→ **WORK INSTRUCTIONS**: Where a line in the listing contains the string "Traditional", copy that line out.

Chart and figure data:
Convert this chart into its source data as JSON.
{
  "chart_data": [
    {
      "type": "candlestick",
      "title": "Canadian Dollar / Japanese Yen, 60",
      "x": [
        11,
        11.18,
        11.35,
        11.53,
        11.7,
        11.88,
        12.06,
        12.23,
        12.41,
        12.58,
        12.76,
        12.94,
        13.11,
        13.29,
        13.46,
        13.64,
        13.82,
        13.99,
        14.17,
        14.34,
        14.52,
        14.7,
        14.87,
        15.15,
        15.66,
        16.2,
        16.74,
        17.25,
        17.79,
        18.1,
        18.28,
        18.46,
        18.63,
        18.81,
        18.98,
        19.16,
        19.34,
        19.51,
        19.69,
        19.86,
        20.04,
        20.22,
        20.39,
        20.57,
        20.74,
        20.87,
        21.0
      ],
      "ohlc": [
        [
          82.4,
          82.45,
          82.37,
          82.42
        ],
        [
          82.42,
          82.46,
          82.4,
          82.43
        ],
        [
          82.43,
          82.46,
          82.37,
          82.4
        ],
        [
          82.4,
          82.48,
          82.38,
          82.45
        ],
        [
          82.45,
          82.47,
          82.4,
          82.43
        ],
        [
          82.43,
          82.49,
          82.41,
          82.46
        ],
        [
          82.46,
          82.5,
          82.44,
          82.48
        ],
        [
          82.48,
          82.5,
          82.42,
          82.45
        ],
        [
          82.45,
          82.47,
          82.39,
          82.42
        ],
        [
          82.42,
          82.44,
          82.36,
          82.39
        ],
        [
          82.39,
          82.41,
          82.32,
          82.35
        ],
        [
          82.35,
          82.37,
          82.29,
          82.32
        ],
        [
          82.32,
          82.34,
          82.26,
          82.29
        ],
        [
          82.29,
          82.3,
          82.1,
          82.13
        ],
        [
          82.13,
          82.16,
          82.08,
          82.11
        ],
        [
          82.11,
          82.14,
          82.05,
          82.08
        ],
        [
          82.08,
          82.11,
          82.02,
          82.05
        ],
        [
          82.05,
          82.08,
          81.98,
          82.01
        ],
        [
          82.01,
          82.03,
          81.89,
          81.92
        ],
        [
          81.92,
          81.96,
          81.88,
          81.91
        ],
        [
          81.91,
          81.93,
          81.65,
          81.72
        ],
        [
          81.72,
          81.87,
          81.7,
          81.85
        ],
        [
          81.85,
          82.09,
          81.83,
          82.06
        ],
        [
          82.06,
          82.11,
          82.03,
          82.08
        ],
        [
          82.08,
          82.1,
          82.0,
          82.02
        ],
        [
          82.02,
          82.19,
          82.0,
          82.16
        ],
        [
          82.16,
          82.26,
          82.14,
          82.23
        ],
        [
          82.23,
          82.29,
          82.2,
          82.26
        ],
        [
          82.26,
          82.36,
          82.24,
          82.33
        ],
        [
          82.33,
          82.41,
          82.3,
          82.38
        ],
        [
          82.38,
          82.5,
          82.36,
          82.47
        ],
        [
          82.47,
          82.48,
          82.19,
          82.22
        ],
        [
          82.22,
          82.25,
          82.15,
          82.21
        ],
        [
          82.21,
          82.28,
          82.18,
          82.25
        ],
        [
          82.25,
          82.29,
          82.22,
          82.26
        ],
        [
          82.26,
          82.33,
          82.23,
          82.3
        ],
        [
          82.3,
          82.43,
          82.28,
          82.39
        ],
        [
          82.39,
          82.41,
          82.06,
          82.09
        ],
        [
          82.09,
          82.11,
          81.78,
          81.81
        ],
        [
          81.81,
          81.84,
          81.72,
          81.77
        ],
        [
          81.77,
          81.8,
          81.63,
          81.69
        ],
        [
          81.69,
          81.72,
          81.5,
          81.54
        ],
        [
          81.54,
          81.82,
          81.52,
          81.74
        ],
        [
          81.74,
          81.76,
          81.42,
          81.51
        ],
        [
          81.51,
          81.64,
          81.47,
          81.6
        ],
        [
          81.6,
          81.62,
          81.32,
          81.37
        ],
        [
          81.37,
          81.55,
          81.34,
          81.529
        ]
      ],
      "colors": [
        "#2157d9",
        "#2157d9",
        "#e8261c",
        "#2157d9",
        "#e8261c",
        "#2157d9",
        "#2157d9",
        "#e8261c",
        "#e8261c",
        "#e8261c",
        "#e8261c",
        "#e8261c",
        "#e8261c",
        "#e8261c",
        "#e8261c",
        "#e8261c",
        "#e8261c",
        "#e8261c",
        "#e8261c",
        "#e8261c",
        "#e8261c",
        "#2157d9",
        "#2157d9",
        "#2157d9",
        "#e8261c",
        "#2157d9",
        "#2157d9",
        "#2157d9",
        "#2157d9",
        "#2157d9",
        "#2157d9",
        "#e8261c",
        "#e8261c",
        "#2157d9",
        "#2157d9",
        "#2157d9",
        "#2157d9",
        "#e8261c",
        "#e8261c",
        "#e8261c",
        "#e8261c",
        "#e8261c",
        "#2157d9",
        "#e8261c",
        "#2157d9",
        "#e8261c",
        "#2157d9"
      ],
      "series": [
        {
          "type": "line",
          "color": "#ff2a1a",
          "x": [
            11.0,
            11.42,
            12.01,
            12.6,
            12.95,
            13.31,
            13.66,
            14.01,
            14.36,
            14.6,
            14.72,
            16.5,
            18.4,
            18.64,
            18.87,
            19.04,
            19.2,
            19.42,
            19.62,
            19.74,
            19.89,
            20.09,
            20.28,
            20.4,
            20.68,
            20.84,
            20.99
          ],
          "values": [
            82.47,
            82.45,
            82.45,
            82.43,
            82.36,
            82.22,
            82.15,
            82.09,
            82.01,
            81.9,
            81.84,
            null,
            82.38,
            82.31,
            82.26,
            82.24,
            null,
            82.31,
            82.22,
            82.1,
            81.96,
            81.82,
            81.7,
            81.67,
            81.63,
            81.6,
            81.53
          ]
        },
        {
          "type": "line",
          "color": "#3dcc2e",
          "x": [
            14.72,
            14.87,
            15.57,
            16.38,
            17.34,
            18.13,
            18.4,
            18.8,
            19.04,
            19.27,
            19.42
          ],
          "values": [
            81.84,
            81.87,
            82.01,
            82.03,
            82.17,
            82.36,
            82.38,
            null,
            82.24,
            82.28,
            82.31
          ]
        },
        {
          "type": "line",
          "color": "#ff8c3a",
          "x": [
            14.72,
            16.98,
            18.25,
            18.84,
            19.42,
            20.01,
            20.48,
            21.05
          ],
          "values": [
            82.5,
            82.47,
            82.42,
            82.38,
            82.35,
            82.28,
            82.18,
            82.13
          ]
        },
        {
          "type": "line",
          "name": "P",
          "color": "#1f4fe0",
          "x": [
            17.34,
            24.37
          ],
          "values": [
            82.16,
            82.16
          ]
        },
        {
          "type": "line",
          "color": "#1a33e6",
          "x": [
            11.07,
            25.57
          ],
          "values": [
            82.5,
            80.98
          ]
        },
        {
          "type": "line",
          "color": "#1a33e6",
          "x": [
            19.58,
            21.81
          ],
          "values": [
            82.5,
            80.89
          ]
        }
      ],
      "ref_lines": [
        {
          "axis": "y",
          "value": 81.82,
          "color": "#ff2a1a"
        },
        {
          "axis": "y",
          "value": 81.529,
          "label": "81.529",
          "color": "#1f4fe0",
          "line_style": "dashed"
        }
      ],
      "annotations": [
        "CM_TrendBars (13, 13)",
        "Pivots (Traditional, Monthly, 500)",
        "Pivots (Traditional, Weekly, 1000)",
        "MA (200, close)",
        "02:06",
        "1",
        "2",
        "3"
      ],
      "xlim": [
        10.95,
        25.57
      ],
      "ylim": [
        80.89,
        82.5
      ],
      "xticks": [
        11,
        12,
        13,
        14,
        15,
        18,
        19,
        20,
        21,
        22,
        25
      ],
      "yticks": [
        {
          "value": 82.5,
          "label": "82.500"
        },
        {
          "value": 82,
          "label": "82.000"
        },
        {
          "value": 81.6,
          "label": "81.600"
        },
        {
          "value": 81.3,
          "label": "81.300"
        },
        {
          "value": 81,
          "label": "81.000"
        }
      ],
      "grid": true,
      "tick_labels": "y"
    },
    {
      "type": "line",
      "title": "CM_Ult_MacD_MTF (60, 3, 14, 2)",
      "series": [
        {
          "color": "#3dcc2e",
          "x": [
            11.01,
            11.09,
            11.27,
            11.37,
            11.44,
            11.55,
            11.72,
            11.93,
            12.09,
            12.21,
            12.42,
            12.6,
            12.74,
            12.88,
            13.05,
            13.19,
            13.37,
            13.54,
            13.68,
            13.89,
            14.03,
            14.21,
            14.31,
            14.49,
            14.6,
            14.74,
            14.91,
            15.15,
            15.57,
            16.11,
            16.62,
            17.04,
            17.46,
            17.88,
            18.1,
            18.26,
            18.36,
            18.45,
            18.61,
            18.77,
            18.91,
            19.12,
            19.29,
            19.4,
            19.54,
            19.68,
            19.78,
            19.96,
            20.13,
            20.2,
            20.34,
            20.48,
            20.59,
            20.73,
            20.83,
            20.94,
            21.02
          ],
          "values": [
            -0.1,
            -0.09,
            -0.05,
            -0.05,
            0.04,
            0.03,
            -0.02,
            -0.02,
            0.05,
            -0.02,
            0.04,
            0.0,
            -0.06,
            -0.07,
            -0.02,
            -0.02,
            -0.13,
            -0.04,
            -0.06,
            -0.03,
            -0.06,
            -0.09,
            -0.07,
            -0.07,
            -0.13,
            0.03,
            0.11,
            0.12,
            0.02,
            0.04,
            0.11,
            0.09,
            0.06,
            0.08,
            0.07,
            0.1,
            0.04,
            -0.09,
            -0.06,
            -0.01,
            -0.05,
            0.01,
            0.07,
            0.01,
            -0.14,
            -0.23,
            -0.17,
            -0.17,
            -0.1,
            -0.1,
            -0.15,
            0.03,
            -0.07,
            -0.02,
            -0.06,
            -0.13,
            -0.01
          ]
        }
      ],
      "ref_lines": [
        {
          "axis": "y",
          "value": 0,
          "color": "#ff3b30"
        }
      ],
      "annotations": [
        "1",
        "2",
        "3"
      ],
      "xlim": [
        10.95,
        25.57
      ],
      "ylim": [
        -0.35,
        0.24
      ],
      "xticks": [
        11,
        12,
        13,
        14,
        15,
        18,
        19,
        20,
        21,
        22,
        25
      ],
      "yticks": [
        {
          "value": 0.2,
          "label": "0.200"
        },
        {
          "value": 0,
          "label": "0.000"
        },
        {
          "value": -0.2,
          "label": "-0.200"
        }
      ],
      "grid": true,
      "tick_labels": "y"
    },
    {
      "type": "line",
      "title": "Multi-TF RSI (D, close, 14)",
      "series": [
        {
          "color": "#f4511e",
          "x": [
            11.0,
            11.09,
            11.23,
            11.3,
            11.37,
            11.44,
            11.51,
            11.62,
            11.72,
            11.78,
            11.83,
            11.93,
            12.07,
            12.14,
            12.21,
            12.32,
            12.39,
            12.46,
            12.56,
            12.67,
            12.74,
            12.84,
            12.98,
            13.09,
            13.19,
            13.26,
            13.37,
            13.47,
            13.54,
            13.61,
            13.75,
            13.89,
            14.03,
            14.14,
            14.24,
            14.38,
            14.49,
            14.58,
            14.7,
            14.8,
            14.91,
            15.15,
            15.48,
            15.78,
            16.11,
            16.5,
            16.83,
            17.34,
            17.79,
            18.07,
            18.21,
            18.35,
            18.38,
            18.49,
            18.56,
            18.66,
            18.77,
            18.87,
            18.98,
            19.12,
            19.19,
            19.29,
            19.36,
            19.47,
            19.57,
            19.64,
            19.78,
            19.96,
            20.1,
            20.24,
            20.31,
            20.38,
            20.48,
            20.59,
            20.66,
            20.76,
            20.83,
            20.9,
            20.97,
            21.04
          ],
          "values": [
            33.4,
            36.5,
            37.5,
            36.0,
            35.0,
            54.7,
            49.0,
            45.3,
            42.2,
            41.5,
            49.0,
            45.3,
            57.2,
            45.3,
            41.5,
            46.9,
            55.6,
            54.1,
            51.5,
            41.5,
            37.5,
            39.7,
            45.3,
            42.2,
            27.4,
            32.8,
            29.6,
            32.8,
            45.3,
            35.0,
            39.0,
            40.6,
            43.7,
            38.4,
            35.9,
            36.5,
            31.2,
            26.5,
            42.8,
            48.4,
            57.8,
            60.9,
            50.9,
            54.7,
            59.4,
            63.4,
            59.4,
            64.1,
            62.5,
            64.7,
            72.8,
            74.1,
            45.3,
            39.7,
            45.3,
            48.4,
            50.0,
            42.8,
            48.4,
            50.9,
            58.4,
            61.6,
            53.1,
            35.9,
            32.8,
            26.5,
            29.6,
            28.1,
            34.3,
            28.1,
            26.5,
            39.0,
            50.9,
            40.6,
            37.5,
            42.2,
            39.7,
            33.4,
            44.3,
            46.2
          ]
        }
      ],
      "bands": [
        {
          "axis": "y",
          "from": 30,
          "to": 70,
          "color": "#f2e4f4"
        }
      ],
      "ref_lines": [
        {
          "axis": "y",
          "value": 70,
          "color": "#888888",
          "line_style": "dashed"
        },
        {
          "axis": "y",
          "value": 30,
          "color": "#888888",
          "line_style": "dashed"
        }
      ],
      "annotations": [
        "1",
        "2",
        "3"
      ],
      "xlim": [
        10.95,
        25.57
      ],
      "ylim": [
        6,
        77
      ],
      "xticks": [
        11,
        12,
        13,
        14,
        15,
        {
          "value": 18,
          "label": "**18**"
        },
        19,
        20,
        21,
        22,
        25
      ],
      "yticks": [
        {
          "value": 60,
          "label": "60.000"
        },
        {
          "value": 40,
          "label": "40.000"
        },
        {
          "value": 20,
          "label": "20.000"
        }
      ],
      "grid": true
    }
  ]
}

→ **EXERCISE RESULT**:
        "Pivots (Traditional, Monthly, 500)",
        "Pivots (Traditional, Weekly, 1000)",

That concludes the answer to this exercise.